-- begin THE DATA --
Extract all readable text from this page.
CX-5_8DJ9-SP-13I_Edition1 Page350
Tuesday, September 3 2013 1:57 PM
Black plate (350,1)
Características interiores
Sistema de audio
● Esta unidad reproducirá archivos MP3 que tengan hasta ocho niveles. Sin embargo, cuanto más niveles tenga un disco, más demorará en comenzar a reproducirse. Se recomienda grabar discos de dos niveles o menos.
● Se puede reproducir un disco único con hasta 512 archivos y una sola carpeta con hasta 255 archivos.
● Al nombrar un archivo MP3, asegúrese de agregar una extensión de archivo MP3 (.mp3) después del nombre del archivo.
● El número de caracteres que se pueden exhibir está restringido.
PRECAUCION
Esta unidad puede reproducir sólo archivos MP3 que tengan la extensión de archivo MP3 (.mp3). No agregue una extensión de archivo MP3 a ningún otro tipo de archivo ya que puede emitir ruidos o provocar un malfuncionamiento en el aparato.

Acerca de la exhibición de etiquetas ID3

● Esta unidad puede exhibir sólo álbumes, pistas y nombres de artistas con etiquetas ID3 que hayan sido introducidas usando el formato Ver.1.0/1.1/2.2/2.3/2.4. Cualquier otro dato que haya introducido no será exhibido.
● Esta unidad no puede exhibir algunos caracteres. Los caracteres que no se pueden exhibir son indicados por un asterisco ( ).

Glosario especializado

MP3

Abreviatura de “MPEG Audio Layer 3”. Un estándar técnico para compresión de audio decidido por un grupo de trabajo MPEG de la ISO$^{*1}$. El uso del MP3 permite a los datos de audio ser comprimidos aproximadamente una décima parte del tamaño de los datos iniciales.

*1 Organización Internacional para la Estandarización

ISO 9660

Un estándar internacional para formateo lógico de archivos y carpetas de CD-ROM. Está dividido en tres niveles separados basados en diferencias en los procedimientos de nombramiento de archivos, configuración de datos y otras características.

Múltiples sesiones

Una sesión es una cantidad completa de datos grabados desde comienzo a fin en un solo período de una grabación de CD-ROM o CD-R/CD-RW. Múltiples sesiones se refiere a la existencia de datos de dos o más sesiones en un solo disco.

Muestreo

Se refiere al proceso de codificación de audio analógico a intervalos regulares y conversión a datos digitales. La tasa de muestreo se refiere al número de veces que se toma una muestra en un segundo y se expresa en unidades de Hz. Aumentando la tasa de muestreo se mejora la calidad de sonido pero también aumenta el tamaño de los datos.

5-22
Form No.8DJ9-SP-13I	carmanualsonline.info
-- end THE DATA --
Examine the data above and state how many of its lines contain the word "caracteres", with no further remarks.

OUTPUT FOR THIS TASK ->
2